Task data -
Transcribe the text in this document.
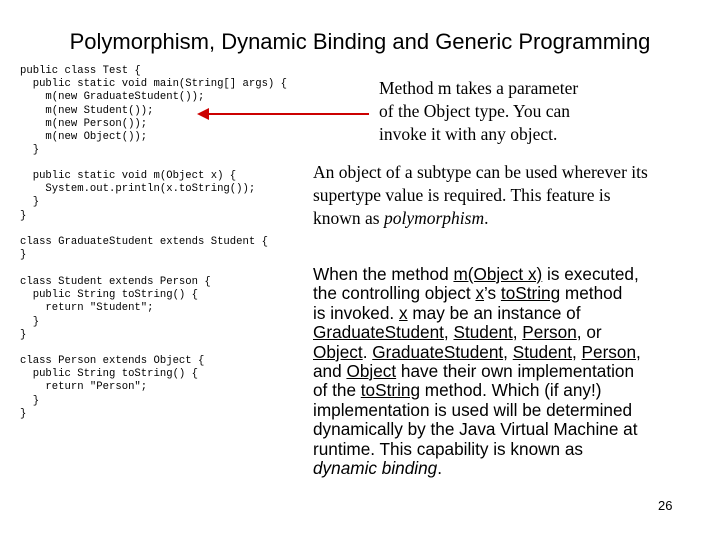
Polymorphism, Dynamic Binding and Generic Programming
public class Test {
public static void main(String[] args) {
m(new GraduateStudent());
m(new Student());
m(new Person());
m(new Object());
}
public static void m(Object x) {
System.out.println(x.toString());
}
}
class GraduateStudent extends Student {
}
class Student extends Person {
public String toString() {
return "Student";
}
}
class Person extends Object {
public String toString() {
return "Person";
}
}
Method m takes a parameter
of the Object type. You can
invoke it with any object.
An object of a subtype can be used wherever its
supertype value is required. This feature is
known as polymorphism.
When the method m(Object x) is executed,
the controlling object x’s toString method
is invoked. x may be an instance of
GraduateStudent, Student, Person, or
Object. GraduateStudent, Student, Person,
and Object have their own implementation
of the toString method. Which (if any!)
implementation is used will be determined
dynamically by the Java Virtual Machine at
runtime. This capability is known as
dynamic binding.
26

Exercise description -
Find all lines where the word "GraduateStudent" appears. Copy them.

Worked answer -
m(new GraduateStudent());
class GraduateStudent extends Student {
GraduateStudent, Student, Person, or
Object. GraduateStudent, Student, Person,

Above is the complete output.